Stated exercise: For the data below, report only the number of lines containing the string "value".

Material shown:
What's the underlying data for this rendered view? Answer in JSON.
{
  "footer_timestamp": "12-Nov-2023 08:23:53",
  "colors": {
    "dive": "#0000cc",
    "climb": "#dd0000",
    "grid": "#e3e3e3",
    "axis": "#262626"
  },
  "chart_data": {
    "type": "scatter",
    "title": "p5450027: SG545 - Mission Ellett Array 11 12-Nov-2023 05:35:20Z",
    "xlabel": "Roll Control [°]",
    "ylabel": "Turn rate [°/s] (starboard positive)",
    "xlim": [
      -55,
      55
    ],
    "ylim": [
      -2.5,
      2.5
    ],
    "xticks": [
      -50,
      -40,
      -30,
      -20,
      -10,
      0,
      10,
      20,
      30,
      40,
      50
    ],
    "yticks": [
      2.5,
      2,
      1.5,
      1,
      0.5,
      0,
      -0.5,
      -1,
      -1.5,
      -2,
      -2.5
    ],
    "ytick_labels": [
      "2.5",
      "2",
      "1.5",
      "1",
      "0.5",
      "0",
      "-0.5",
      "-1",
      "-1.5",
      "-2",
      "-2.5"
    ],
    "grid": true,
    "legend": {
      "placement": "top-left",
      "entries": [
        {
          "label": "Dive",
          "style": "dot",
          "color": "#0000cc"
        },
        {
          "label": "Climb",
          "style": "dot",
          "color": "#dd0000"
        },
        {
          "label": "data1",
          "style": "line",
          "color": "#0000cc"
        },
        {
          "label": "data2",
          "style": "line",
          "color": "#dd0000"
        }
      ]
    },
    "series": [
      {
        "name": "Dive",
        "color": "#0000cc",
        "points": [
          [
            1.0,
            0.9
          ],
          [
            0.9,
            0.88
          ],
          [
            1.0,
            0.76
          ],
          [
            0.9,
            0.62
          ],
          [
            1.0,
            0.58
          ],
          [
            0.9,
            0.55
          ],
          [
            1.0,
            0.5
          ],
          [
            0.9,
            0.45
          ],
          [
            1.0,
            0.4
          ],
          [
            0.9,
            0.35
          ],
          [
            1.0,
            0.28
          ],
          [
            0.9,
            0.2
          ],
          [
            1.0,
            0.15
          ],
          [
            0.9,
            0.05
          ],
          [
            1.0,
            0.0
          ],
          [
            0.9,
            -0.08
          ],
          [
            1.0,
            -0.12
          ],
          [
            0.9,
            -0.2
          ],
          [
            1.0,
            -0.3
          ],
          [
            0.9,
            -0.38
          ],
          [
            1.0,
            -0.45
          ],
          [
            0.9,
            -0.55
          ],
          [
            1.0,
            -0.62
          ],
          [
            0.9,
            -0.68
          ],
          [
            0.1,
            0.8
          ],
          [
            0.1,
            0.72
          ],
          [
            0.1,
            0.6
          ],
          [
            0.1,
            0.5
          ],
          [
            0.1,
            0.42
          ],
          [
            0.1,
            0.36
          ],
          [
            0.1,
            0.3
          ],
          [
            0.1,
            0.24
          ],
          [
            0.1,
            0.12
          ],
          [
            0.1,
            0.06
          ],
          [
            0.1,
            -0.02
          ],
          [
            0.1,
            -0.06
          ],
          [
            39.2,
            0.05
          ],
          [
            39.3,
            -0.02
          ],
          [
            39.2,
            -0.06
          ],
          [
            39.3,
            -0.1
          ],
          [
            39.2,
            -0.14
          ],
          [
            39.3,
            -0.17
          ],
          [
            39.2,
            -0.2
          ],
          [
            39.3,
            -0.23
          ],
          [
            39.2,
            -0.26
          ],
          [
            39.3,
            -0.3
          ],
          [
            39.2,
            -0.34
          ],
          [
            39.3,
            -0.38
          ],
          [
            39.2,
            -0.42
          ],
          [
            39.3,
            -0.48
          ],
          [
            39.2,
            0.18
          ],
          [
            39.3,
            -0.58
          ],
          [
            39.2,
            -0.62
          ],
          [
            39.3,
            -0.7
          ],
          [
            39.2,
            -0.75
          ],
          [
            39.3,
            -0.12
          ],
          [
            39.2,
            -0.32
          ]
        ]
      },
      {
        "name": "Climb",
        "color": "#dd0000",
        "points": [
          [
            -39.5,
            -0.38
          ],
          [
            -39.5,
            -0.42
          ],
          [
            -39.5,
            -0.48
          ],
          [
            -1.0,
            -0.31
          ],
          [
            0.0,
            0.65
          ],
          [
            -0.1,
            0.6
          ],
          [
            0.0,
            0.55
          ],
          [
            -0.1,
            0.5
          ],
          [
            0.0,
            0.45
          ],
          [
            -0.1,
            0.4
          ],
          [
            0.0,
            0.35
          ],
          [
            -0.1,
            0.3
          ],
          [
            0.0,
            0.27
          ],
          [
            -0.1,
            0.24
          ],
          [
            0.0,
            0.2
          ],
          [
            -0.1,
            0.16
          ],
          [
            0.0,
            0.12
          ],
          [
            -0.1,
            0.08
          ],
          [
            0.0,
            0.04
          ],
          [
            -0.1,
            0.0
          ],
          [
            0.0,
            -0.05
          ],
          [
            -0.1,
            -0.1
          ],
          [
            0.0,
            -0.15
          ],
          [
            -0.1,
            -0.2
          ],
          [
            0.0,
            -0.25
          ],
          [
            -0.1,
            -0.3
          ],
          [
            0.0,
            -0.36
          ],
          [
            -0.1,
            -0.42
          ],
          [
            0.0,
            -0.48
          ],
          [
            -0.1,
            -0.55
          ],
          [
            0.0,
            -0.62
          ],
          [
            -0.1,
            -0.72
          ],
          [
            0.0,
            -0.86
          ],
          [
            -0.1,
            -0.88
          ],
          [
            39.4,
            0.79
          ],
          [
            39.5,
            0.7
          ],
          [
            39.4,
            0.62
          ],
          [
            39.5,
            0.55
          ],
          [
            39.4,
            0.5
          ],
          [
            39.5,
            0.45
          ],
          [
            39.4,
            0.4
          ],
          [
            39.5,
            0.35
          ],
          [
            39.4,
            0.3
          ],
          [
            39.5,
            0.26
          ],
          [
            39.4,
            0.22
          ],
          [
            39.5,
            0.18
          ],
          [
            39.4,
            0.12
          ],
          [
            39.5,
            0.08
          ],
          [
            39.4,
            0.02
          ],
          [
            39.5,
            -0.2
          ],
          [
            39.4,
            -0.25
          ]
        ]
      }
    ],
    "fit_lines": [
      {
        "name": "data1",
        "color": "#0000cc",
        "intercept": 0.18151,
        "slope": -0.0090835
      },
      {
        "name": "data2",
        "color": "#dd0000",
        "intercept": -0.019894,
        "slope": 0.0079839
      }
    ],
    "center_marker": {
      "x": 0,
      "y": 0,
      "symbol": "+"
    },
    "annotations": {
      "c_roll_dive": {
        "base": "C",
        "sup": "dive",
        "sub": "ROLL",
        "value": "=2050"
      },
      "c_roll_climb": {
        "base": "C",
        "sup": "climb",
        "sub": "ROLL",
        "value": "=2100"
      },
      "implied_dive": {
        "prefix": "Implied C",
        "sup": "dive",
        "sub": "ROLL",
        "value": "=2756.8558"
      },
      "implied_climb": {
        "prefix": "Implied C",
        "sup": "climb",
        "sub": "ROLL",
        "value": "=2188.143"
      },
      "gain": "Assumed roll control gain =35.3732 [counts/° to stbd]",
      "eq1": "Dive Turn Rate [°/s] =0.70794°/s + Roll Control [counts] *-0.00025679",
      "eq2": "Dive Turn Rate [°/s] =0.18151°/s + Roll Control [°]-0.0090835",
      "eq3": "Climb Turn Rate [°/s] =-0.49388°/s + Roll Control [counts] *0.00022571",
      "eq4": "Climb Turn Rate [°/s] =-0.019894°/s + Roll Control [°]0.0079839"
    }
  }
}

Completed task: 4